Transcribe the records below exactly, leaving out any pictures.
=-=-=-=-=
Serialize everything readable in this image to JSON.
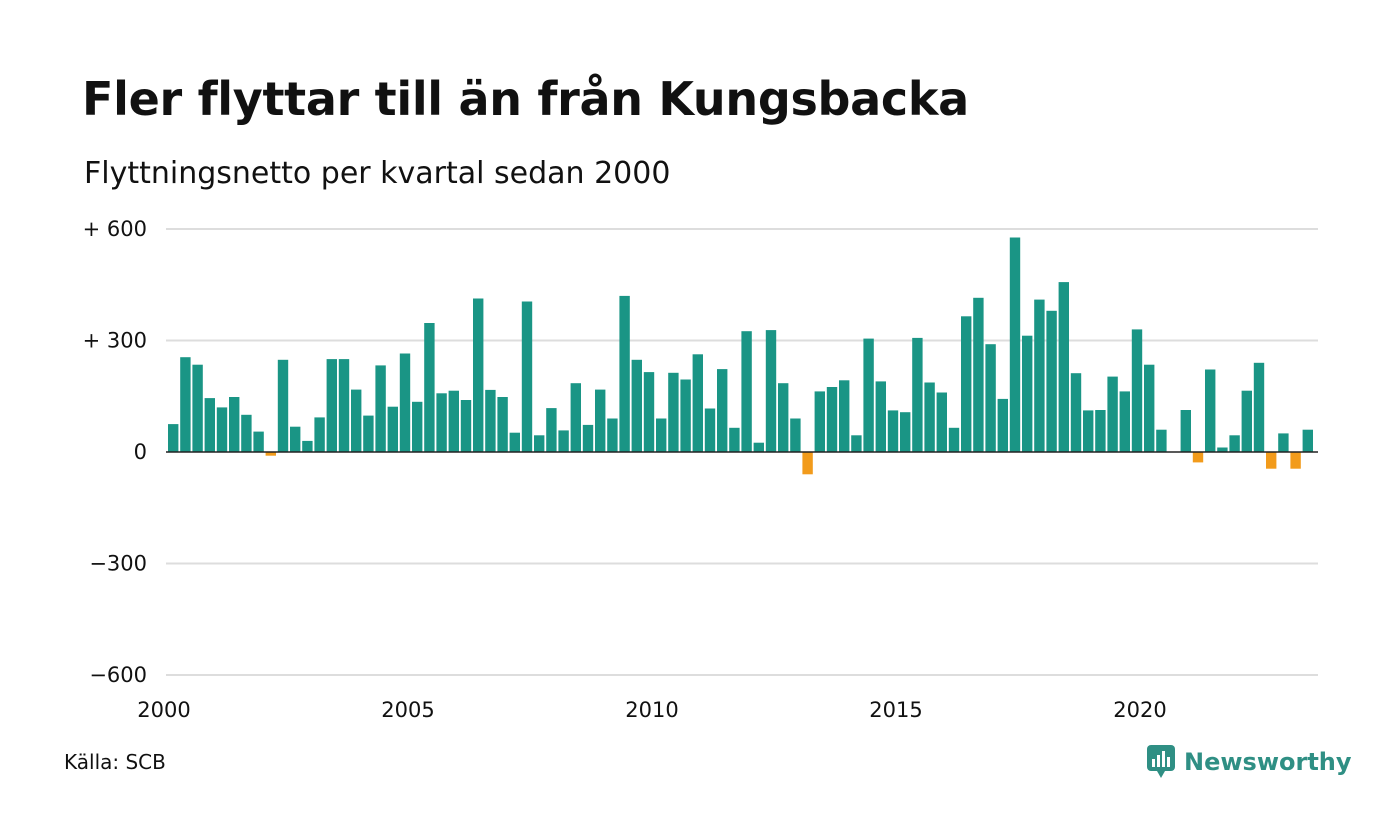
{
  "header": {
    "title": "Fler flyttar till än från Kungsbacka",
    "subtitle": "Flyttningsnetto per kvartal sedan 2000"
  },
  "footer": {
    "source": "Källa: SCB",
    "brand": "Newsworthy"
  },
  "colors": {
    "positive": "#1a9585",
    "negative": "#f29b1b",
    "grid": "#dddddd",
    "zero_line": "#222222",
    "brand": "#2f8f84"
  },
  "chart_data": {
    "type": "bar",
    "title": "Fler flyttar till än från Kungsbacka",
    "subtitle": "Flyttningsnetto per kvartal sedan 2000",
    "x_start": "2000 Q1",
    "x_ticks": [
      "2000",
      "2005",
      "2010",
      "2015",
      "2020"
    ],
    "y_ticks": [
      600,
      300,
      0,
      -300,
      -600
    ],
    "y_tick_labels": [
      "+ 600",
      "+ 300",
      "0",
      "−300",
      "−600"
    ],
    "ylim": [
      -600,
      600
    ],
    "grid": true,
    "values": [
      75,
      255,
      235,
      145,
      120,
      148,
      100,
      55,
      -10,
      248,
      68,
      30,
      93,
      250,
      250,
      168,
      98,
      233,
      122,
      265,
      135,
      347,
      158,
      165,
      140,
      413,
      167,
      148,
      52,
      405,
      45,
      118,
      58,
      185,
      73,
      168,
      90,
      420,
      248,
      215,
      90,
      213,
      195,
      263,
      117,
      223,
      65,
      325,
      25,
      328,
      185,
      90,
      -60,
      163,
      175,
      193,
      45,
      305,
      190,
      112,
      107,
      307,
      187,
      160,
      65,
      365,
      415,
      290,
      143,
      577,
      313,
      410,
      380,
      457,
      212,
      112,
      113,
      203,
      163,
      330,
      235,
      60,
      0,
      113,
      -28,
      222,
      12,
      45,
      165,
      240,
      -45,
      50,
      -45,
      60
    ]
  }
}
=-=-=-=-=
Task response
Serialize everything readable in this image to JSON.
{
  "header": {
    "title": "Fler flyttar till än från Kungsbacka",
    "subtitle": "Flyttningsnetto per kvartal sedan 2000"
  },
  "footer": {
    "source": "Källa: SCB",
    "brand": "Newsworthy"
  },
  "colors": {
    "positive": "#1a9585",
    "negative": "#f29b1b",
    "grid": "#dddddd",
    "zero_line": "#222222",
    "brand": "#2f8f84"
  },
  "chart_data": {
    "type": "bar",
    "title": "Fler flyttar till än från Kungsbacka",
    "subtitle": "Flyttningsnetto per kvartal sedan 2000",
    "x_start": "2000 Q1",
    "x_ticks": [
      "2000",
      "2005",
      "2010",
      "2015",
      "2020"
    ],
    "y_ticks": [
      600,
      300,
      0,
      -300,
      -600
    ],
    "y_tick_labels": [
      "+ 600",
      "+ 300",
      "0",
      "−300",
      "−600"
    ],
    "ylim": [
      -600,
      600
    ],
    "grid": true,
    "values": [
      75,
      255,
      235,
      145,
      120,
      148,
      100,
      55,
      -10,
      248,
      68,
      30,
      93,
      250,
      250,
      168,
      98,
      233,
      122,
      265,
      135,
      347,
      158,
      165,
      140,
      413,
      167,
      148,
      52,
      405,
      45,
      118,
      58,
      185,
      73,
      168,
      90,
      420,
      248,
      215,
      90,
      213,
      195,
      263,
      117,
      223,
      65,
      325,
      25,
      328,
      185,
      90,
      -60,
      163,
      175,
      193,
      45,
      305,
      190,
      112,
      107,
      307,
      187,
      160,
      65,
      365,
      415,
      290,
      143,
      577,
      313,
      410,
      380,
      457,
      212,
      112,
      113,
      203,
      163,
      330,
      235,
      60,
      0,
      113,
      -28,
      222,
      12,
      45,
      165,
      240,
      -45,
      50,
      -45,
      60
    ]
  }
}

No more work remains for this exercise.